__Data supplied__.

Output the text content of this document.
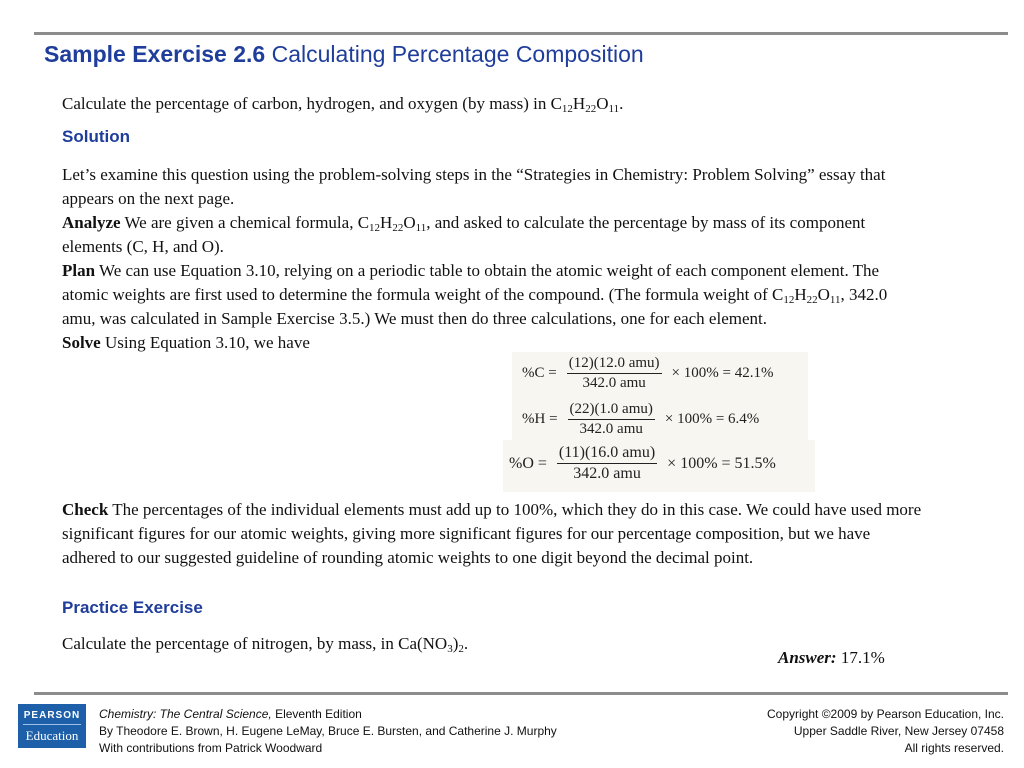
Sample Exercise 2.6 Calculating Percentage Composition

Calculate the percentage of carbon, hydrogen, and oxygen (by mass) in $C_{12}H_{22}O_{11}$.

Solution

Let’s examine this question using the problem-solving steps in the “Strategies in Chemistry: Problem Solving” essay that appears on the next page.
Analyze We are given a chemical formula, $C_{12}H_{22}O_{11}$, and asked to calculate the percentage by mass of its component elements (C, H, and O).
Plan We can use Equation 3.10, relying on a periodic table to obtain the atomic weight of each component element. The atomic weights are first used to determine the formula weight of the compound. (The formula weight of $C_{12}H_{22}O_{11}$, 342.0 amu, was calculated in Sample Exercise 3.5.) We must then do three calculations, one for each element.
Solve Using Equation 3.10, we have

$\%C = \frac{\text{(12)(12.0 amu)}}{\text{342.0 amu}} \times 100\% = 42.1\%$
$\%H = \frac{\text{(22)(1.0 amu)}}{\text{342.0 amu}} \times 100\% = 6.4\%$
$\%O = \frac{\text{(11)(16.0 amu)}}{\text{342.0 amu}} \times 100\% = 51.5\%$

Check The percentages of the individual elements must add up to 100%, which they do in this case. We could have used more significant figures for our atomic weights, giving more significant figures for our percentage composition, but we have adhered to our suggested guideline of rounding atomic weights to one digit beyond the decimal point.

Practice Exercise

Calculate the percentage of nitrogen, by mass, in $Ca(NO_3)_2$.

Answer: 17.1%

PEARSON
Education
Chemistry: The Central Science, Eleventh Edition
By Theodore E. Brown, H. Eugene LeMay, Bruce E. Bursten, and Catherine J. Murphy
With contributions from Patrick Woodward
Copyright ©2009 by Pearson Education, Inc.
Upper Saddle River, New Jersey 07458
All rights reserved.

__Aim of the exercise__.
Make a verbatim copy of all the entries and strip out the pictures.

__Reply__.
Output the text content of this document.
Sample Exercise 2.6 Calculating Percentage Composition

Calculate the percentage of carbon, hydrogen, and oxygen (by mass) in $C_{12}H_{22}O_{11}$.

Solution

Let’s examine this question using the problem-solving steps in the “Strategies in Chemistry: Problem Solving” essay that appears on the next page.
Analyze We are given a chemical formula, $C_{12}H_{22}O_{11}$, and asked to calculate the percentage by mass of its component elements (C, H, and O).
Plan We can use Equation 3.10, relying on a periodic table to obtain the atomic weight of each component element. The atomic weights are first used to determine the formula weight of the compound. (The formula weight of $C_{12}H_{22}O_{11}$, 342.0 amu, was calculated in Sample Exercise 3.5.) We must then do three calculations, one for each element.
Solve Using Equation 3.10, we have

$\%C = \frac{\text{(12)(12.0 amu)}}{\text{342.0 amu}} \times 100\% = 42.1\%$
$\%H = \frac{\text{(22)(1.0 amu)}}{\text{342.0 amu}} \times 100\% = 6.4\%$
$\%O = \frac{\text{(11)(16.0 amu)}}{\text{342.0 amu}} \times 100\% = 51.5\%$

Check The percentages of the individual elements must add up to 100%, which they do in this case. We could have used more significant figures for our atomic weights, giving more significant figures for our percentage composition, but we have adhered to our suggested guideline of rounding atomic weights to one digit beyond the decimal point.

Practice Exercise

Calculate the percentage of nitrogen, by mass, in $Ca(NO_3)_2$.

Answer: 17.1%

PEARSON
Education
Chemistry: The Central Science, Eleventh Edition
By Theodore E. Brown, H. Eugene LeMay, Bruce E. Bursten, and Catherine J. Murphy
With contributions from Patrick Woodward
Copyright ©2009 by Pearson Education, Inc.
Upper Saddle River, New Jersey 07458
All rights reserved.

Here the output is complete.